Objective:
Filter the entries below, keeping every line that has the word "click".

Dataset items:
+===+

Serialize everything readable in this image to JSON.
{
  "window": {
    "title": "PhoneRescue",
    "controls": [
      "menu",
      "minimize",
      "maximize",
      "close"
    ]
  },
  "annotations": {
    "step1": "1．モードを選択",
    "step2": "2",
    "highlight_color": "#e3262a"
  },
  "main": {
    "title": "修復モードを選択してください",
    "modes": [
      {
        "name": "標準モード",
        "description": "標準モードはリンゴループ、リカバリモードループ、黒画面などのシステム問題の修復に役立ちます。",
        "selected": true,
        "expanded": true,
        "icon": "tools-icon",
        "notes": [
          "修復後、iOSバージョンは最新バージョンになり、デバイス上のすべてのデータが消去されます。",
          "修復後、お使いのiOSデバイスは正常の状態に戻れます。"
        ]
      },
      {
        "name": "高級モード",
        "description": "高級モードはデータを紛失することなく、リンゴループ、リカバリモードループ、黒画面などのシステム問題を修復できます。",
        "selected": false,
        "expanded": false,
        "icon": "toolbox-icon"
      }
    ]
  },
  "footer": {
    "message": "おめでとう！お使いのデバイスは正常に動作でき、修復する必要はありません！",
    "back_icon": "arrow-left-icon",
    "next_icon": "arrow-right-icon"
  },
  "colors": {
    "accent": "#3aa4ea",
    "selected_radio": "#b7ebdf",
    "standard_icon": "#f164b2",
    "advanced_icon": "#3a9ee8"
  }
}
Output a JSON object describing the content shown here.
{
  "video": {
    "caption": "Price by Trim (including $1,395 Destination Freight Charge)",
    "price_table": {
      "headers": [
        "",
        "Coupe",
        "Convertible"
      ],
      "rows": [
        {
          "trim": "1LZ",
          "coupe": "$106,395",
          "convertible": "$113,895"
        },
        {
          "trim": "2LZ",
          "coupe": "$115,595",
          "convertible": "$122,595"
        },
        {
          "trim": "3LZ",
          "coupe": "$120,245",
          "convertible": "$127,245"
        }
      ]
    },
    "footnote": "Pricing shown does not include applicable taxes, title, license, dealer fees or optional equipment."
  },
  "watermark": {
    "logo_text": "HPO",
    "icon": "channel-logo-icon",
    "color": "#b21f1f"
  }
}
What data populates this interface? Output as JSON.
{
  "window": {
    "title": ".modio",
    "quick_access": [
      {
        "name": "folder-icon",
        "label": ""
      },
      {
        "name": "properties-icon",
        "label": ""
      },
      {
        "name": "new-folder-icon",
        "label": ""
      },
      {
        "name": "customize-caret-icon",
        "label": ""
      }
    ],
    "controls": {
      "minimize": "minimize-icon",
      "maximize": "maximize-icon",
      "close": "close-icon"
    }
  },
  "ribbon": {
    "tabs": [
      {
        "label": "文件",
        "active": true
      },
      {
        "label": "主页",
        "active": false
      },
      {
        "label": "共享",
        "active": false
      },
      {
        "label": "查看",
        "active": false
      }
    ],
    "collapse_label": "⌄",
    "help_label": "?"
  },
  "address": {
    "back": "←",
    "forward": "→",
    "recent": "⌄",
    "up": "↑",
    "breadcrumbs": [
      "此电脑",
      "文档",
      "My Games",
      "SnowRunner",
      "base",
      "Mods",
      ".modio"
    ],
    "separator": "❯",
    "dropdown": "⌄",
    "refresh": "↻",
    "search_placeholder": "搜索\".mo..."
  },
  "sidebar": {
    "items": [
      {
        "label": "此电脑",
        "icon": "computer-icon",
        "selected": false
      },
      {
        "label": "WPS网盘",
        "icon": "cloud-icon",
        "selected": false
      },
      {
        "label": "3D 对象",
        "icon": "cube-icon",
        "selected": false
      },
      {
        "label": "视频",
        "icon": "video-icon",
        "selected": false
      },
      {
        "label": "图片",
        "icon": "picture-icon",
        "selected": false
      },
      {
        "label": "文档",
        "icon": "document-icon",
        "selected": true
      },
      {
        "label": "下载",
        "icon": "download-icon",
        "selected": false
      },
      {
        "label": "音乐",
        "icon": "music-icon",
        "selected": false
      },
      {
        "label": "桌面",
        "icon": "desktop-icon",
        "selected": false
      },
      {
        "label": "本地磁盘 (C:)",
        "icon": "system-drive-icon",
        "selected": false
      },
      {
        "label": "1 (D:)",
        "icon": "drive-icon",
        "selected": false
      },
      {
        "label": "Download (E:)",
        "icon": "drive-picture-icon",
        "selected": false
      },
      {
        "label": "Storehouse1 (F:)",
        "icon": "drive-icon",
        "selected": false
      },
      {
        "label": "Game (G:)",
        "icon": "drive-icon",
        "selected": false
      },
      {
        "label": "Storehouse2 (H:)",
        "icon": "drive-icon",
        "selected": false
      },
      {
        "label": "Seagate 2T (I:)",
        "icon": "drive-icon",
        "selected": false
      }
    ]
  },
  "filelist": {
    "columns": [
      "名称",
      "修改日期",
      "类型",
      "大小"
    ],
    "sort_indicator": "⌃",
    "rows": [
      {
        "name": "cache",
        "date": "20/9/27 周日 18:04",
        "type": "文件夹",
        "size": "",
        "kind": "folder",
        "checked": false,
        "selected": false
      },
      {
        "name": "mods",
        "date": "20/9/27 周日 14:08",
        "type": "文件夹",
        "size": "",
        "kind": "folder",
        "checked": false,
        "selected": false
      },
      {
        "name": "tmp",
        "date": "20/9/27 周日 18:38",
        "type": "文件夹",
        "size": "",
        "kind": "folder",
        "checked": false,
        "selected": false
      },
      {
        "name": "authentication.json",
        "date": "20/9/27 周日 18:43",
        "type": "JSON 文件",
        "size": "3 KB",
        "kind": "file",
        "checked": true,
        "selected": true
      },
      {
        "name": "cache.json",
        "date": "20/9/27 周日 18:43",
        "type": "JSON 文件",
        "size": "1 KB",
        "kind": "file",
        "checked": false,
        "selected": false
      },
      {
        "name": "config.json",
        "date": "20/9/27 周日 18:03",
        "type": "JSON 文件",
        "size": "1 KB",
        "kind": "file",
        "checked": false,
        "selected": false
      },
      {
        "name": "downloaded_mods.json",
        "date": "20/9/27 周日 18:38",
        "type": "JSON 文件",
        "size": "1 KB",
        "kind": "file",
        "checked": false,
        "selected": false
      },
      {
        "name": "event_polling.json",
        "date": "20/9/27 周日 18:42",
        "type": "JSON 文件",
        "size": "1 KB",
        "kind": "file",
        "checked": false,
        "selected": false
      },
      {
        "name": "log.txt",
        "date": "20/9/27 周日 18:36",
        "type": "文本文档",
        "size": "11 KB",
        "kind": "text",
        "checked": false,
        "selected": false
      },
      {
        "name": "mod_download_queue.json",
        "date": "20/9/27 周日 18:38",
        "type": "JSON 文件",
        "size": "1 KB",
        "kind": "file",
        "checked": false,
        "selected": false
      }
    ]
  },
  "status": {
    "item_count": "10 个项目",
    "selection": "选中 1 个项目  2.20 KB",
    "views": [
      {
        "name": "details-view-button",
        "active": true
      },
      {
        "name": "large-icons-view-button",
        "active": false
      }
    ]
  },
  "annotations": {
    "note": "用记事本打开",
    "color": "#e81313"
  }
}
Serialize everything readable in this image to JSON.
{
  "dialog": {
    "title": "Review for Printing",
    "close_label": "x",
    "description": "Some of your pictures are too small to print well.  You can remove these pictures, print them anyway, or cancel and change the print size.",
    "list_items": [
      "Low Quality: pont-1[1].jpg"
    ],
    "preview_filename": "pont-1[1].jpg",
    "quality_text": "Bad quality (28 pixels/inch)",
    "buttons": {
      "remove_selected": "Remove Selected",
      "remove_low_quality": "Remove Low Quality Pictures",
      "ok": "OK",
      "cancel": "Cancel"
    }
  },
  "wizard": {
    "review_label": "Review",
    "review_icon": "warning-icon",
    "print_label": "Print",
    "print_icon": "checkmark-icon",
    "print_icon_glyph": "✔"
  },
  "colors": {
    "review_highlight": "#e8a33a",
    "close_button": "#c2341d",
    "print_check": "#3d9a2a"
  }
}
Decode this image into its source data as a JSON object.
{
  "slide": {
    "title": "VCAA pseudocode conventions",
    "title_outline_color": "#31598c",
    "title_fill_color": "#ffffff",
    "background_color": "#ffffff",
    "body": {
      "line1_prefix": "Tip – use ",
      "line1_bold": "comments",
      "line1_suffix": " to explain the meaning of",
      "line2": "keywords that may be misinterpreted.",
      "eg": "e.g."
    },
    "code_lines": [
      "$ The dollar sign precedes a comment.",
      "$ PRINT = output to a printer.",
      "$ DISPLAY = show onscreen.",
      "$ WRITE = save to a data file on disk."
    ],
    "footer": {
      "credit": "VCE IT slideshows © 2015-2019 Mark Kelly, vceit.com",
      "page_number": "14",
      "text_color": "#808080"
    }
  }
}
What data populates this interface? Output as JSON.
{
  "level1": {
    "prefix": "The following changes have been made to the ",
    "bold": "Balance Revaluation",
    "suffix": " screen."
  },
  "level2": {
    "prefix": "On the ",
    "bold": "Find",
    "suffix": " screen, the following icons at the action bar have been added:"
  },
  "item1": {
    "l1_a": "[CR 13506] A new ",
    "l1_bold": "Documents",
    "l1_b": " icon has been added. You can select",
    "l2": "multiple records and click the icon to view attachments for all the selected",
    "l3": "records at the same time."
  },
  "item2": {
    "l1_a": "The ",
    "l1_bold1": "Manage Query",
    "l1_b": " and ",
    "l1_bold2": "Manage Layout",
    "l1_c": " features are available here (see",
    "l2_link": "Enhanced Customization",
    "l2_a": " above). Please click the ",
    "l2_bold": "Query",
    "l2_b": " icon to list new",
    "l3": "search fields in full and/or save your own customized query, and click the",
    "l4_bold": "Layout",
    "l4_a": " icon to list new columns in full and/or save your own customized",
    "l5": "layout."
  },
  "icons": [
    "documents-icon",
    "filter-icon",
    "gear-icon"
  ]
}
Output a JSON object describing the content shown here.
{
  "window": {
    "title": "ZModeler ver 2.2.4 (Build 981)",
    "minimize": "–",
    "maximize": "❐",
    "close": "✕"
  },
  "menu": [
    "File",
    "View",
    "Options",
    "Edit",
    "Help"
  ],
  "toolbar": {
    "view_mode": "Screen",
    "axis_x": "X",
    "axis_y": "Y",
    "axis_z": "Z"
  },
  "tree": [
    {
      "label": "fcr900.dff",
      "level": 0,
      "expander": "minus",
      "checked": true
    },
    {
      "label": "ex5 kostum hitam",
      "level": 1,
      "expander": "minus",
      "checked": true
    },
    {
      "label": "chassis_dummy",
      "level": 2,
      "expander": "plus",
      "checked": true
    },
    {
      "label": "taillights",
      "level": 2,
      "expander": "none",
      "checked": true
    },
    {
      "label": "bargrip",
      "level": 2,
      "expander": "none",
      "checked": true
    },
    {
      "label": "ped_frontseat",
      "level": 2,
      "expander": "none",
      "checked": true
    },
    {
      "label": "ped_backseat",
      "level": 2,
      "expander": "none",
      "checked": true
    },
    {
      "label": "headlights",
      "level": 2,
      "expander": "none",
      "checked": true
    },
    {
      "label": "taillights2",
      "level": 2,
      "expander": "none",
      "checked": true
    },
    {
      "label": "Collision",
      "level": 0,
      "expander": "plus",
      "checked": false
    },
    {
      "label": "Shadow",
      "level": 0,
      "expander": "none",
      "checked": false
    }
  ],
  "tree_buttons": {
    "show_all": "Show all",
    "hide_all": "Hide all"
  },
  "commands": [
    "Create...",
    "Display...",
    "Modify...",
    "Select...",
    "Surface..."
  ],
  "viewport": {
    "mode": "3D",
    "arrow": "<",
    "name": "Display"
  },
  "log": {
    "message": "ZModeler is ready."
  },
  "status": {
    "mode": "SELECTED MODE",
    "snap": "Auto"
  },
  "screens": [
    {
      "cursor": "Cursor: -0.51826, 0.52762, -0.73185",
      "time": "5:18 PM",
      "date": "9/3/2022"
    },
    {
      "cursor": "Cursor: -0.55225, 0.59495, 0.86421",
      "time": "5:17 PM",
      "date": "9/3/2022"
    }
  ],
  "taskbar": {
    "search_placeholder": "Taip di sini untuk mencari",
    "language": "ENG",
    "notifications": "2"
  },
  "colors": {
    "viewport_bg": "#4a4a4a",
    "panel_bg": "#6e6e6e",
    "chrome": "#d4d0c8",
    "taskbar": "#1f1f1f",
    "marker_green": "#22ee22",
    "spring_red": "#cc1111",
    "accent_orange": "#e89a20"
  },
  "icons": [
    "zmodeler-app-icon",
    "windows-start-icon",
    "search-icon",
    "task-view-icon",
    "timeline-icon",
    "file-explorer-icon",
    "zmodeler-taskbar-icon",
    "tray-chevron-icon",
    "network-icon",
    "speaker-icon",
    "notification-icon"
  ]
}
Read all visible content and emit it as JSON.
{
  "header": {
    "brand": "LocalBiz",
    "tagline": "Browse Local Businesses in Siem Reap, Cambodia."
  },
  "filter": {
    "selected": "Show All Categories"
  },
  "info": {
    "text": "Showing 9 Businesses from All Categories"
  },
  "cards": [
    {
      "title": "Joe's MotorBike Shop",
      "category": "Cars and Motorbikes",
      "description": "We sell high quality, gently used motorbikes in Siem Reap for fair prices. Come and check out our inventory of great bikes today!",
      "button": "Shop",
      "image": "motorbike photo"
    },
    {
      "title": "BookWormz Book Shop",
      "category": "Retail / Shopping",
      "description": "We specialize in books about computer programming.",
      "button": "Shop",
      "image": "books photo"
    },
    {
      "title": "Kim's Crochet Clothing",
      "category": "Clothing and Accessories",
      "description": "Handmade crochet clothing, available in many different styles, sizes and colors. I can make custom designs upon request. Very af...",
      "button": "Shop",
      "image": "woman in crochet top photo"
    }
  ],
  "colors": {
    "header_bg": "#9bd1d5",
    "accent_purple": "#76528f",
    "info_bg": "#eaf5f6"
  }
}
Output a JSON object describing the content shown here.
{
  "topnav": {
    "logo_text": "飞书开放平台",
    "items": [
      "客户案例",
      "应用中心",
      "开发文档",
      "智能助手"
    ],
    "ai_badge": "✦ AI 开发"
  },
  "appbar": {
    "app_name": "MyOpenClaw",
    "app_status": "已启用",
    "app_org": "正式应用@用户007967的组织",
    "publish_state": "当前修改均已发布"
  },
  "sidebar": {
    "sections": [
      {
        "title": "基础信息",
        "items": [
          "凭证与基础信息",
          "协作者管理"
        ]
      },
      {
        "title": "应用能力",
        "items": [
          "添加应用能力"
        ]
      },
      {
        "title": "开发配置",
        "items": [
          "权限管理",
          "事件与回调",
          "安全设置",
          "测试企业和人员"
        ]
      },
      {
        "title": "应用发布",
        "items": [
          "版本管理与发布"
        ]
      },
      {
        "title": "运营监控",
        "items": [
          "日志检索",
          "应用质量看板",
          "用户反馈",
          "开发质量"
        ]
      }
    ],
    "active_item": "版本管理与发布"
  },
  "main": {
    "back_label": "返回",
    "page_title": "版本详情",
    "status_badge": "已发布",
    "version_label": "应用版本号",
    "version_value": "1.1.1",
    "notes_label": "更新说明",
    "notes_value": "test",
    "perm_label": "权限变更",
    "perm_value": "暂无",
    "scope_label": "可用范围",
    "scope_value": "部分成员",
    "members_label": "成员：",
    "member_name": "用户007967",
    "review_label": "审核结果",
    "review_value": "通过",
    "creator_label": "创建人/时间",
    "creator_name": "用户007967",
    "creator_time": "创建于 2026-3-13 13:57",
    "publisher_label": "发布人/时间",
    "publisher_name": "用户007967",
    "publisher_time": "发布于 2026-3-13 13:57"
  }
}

+===+

Solution below:
    "l2": "multiple records and click the icon to view attachments for all the selected",
    "l2_a": " above). Please click the ",
    "l3": "search fields in full and/or save your own customized query, and click the",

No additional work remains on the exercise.